What you need to do |
Locate the lines that hold the string "JSON". Copy every such line.

Information given |
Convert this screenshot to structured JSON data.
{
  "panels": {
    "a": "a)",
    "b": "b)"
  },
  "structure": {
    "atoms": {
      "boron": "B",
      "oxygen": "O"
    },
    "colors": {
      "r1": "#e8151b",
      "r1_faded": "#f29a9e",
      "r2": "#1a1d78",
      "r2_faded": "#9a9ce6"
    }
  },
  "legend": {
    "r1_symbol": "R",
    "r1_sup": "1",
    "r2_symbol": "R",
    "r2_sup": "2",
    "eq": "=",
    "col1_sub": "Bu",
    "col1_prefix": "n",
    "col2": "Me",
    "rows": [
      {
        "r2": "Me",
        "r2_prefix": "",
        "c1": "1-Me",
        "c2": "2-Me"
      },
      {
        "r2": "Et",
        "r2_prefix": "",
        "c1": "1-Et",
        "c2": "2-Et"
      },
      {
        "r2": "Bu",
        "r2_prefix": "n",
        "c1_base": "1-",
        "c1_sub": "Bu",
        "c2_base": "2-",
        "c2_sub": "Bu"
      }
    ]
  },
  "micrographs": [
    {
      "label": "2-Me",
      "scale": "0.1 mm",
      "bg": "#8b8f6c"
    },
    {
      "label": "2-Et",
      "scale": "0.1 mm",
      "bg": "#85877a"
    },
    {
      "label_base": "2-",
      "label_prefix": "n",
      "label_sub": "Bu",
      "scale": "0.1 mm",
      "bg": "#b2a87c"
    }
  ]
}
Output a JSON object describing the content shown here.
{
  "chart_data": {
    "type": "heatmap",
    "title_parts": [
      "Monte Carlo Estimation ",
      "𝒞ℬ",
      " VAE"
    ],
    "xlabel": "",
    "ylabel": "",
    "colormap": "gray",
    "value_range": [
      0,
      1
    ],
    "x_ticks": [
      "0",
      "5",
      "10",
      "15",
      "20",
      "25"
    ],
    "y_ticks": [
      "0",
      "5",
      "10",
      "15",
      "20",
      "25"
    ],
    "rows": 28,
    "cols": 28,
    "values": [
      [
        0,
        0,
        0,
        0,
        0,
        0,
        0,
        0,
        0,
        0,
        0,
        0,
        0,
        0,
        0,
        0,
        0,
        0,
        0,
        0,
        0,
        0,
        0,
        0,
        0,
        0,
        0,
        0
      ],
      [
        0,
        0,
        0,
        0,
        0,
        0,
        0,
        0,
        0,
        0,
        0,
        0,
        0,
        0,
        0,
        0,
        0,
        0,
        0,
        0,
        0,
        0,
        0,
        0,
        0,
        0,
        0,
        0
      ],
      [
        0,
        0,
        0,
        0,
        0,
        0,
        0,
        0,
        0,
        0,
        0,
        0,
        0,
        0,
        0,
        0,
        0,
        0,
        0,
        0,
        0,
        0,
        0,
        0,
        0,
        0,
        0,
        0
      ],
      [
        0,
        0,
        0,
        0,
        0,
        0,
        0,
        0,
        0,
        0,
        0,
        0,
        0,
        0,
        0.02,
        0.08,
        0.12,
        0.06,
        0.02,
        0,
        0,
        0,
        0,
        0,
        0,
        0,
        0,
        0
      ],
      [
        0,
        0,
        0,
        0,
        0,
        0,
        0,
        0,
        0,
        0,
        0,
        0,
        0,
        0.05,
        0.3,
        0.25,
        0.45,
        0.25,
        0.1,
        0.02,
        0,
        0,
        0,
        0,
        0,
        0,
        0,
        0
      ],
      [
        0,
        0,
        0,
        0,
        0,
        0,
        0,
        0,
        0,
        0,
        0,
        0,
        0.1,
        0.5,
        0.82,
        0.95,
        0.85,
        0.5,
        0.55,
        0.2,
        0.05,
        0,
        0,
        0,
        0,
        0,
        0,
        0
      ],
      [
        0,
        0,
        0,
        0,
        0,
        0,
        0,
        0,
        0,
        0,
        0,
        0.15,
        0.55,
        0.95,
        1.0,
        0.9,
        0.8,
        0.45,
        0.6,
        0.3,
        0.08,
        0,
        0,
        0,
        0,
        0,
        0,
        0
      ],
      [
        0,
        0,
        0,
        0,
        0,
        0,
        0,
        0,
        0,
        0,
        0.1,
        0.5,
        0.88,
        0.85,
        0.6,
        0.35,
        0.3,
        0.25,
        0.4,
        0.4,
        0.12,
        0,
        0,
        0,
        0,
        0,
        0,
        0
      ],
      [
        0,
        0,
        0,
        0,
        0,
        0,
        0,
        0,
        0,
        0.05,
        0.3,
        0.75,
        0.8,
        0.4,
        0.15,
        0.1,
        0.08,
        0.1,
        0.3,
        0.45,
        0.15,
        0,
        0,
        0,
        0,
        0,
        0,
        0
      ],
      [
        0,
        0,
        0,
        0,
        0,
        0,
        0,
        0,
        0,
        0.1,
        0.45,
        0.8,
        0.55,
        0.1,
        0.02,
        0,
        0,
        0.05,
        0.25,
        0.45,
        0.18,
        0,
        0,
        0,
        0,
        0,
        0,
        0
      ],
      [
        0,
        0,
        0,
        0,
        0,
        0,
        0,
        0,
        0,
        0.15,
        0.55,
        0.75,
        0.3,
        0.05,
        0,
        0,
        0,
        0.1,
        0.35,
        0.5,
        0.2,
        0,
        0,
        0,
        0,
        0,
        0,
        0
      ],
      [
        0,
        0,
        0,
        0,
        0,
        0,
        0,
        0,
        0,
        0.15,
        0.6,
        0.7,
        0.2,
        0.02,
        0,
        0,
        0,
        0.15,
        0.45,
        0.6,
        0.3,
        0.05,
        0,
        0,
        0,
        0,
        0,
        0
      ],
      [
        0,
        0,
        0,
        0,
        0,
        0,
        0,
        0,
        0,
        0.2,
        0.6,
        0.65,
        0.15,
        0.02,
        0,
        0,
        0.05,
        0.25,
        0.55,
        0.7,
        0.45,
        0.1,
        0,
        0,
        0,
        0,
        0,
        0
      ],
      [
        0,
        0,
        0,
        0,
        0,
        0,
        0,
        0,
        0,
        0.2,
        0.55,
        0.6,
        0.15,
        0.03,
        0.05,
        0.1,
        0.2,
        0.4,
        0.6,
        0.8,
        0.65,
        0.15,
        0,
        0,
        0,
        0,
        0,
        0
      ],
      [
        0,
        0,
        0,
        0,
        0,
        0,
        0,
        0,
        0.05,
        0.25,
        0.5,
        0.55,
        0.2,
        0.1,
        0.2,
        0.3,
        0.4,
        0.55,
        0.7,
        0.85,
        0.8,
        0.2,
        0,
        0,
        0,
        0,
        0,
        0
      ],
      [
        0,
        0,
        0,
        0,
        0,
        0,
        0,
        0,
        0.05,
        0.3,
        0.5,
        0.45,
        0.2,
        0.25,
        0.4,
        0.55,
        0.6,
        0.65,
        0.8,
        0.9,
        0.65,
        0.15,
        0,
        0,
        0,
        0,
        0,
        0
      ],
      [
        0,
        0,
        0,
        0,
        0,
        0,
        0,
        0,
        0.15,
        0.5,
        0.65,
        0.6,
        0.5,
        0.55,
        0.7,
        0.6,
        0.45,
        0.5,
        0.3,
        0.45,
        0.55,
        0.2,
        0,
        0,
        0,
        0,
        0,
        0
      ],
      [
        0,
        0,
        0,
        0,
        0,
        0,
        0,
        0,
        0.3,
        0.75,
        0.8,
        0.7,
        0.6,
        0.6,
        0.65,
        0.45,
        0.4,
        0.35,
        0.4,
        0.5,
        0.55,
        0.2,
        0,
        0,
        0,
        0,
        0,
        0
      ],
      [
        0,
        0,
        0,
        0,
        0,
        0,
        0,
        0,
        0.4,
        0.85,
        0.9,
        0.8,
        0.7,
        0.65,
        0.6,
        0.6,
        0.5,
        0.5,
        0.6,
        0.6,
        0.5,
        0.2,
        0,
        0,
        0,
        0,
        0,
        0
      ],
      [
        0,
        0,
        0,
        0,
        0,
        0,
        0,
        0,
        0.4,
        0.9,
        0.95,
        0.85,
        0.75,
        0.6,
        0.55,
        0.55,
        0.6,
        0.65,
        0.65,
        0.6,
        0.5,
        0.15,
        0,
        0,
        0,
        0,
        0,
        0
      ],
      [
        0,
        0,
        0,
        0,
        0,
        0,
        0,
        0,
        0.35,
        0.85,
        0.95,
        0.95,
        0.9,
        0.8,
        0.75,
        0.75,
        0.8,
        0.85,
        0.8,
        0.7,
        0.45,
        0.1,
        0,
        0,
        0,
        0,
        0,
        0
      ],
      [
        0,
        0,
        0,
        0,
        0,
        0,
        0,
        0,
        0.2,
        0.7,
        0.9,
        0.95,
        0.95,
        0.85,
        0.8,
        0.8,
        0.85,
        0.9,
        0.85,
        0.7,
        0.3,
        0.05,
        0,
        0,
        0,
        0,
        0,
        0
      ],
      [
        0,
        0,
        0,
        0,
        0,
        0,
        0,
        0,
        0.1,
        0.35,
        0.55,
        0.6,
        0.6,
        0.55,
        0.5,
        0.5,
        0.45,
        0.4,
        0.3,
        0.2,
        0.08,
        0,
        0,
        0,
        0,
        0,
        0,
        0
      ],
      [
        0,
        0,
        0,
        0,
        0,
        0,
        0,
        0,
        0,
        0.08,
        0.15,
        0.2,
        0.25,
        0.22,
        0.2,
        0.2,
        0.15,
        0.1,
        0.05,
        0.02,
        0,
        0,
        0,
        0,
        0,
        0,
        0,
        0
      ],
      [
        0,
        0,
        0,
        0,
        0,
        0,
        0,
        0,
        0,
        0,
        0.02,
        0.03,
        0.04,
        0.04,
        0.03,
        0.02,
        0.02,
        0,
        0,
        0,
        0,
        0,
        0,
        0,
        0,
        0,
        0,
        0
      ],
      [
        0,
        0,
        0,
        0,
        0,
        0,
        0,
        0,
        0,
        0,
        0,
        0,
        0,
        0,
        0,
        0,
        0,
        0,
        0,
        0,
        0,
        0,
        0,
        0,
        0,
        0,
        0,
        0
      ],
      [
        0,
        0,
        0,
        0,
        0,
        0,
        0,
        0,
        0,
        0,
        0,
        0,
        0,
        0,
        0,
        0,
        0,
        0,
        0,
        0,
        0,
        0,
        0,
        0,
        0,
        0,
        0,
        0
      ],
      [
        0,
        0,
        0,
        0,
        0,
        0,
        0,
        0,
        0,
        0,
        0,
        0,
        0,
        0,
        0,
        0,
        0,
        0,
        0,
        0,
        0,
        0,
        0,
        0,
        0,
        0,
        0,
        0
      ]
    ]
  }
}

Written response |
Convert this screenshot to structured JSON data.
Output a JSON object describing the content shown here.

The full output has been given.